CONSIGNES DES TÂCHES =>
1) Dans l’article sur l’affaire Cerdan, combien d’années de prison les procureurs anticorruption ont-ils requises contre José Luis Abalos ?
2) Traduisez en anglais cette phrase du texte présenté : « Ce scandale, le plus grave touchant le gouvernement minoritaire dirigé par Pedro Sanchez, a contraint le Premier ministre à présenter des excuses en juin, tout en résistant aux pressions de l’opposition réclamant des élections anticipées. »

TEXTE PRÉSENTÉ =>

----

La Cour suprême espagnole a ordonné mercredi la libération provisoire de Santos Cerdan, ancien haut responsable du Parti socialiste au pouvoir, estimant que le risque de destruction de preuves dans l’affaire de corruption qui le vise avait désormais « considérablement diminué ». Placé en détention provisoire depuis juin, Cerdan fait face à de potentielles accusations d’appartenance à une organisation criminelle, corruption et trafic d’influence dans le cadre d’un système présumé de pots-de-vin liés à l’attribution de marchés publics.
À sa sortie de la prison de Soto del Real, près de Madrid, l’ex-député socialiste a affirmé espérer que « la vérité triompherait » et que la justice finirait par l’innocenter. Il nie l’ensemble des accusations. Ce scandale, le plus grave touchant le gouvernement minoritaire dirigé par Pedro Sanchez, a contraint le Premier ministre à présenter des excuses en juin, tout en résistant aux pressions de l’opposition réclamant des élections anticipées.
L’affaire Cerdan n’est pas isolée. Le même jour, les procureurs anticorruption ont requis 24 ans de prison contre José Luis Abalos, ancien ministre des Transports et prédécesseur de Cerdan au poste de secrétaire à l’organisation du Parti socialiste. Abalos est accusé d’avoir truqué des contrats publics portant sur des fournitures médicales — notamment des masques — pendant la pandémie de COVID-19, en collaboration avec un associé et un homme d’affaires. Lui aussi nie toute malversation.

----

EXTRAIT DES DONNÉES =>

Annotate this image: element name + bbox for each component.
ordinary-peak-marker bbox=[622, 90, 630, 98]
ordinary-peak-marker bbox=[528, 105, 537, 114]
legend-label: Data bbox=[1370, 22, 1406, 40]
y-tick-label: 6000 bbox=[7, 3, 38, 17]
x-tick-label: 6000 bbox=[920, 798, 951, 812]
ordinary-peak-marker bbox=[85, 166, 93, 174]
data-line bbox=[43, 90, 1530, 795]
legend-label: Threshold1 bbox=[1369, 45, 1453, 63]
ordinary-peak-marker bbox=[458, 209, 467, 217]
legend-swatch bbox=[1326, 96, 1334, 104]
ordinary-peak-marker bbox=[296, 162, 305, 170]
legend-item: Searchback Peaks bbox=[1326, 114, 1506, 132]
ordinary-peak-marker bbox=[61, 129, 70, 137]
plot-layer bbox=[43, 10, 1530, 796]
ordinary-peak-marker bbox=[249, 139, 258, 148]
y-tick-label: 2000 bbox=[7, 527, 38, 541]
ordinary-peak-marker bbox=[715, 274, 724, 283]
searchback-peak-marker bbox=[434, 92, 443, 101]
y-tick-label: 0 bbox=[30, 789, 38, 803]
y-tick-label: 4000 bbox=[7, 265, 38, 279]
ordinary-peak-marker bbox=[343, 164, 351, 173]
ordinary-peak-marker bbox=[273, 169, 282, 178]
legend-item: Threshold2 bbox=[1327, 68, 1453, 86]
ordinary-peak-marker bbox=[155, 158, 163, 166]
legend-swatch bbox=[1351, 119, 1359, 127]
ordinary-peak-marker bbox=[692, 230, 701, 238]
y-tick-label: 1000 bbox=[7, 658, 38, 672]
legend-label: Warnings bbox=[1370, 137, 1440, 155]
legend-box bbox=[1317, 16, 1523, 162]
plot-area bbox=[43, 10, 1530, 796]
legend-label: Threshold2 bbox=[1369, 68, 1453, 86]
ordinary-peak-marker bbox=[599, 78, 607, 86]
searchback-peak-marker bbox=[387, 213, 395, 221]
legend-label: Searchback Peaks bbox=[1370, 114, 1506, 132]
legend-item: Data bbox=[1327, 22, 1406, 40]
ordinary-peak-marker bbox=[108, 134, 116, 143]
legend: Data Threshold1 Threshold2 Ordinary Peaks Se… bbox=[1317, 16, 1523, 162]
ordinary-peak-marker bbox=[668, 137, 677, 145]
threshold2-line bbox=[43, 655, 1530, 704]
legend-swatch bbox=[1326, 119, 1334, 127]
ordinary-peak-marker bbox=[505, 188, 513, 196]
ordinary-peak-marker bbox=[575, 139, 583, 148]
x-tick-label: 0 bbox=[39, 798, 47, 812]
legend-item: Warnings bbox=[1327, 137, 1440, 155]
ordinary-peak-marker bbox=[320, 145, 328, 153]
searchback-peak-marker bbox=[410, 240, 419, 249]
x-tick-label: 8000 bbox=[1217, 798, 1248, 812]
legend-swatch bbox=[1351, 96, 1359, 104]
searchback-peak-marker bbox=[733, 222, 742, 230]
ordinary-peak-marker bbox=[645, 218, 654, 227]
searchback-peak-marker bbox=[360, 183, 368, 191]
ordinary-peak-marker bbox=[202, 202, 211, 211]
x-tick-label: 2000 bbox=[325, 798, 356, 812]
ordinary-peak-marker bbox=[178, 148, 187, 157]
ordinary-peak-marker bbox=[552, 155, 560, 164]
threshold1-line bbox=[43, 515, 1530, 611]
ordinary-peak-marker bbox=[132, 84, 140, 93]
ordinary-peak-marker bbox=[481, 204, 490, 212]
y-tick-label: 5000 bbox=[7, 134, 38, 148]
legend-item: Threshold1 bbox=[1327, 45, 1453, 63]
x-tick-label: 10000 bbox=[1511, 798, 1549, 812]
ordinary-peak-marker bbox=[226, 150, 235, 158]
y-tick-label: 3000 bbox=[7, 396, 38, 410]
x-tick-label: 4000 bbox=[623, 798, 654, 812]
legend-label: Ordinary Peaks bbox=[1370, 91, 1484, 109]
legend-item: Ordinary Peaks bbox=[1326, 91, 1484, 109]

----

SOLUTIONS PAR TÂCHE =>
1) Ils ont requis 24 ans de prison.

2) This scandal, the most serious to hit the minority government led by Pedro Sanchez, forced the prime minister to apologize in June, while he resisted pressure from the opposition calling for early elections.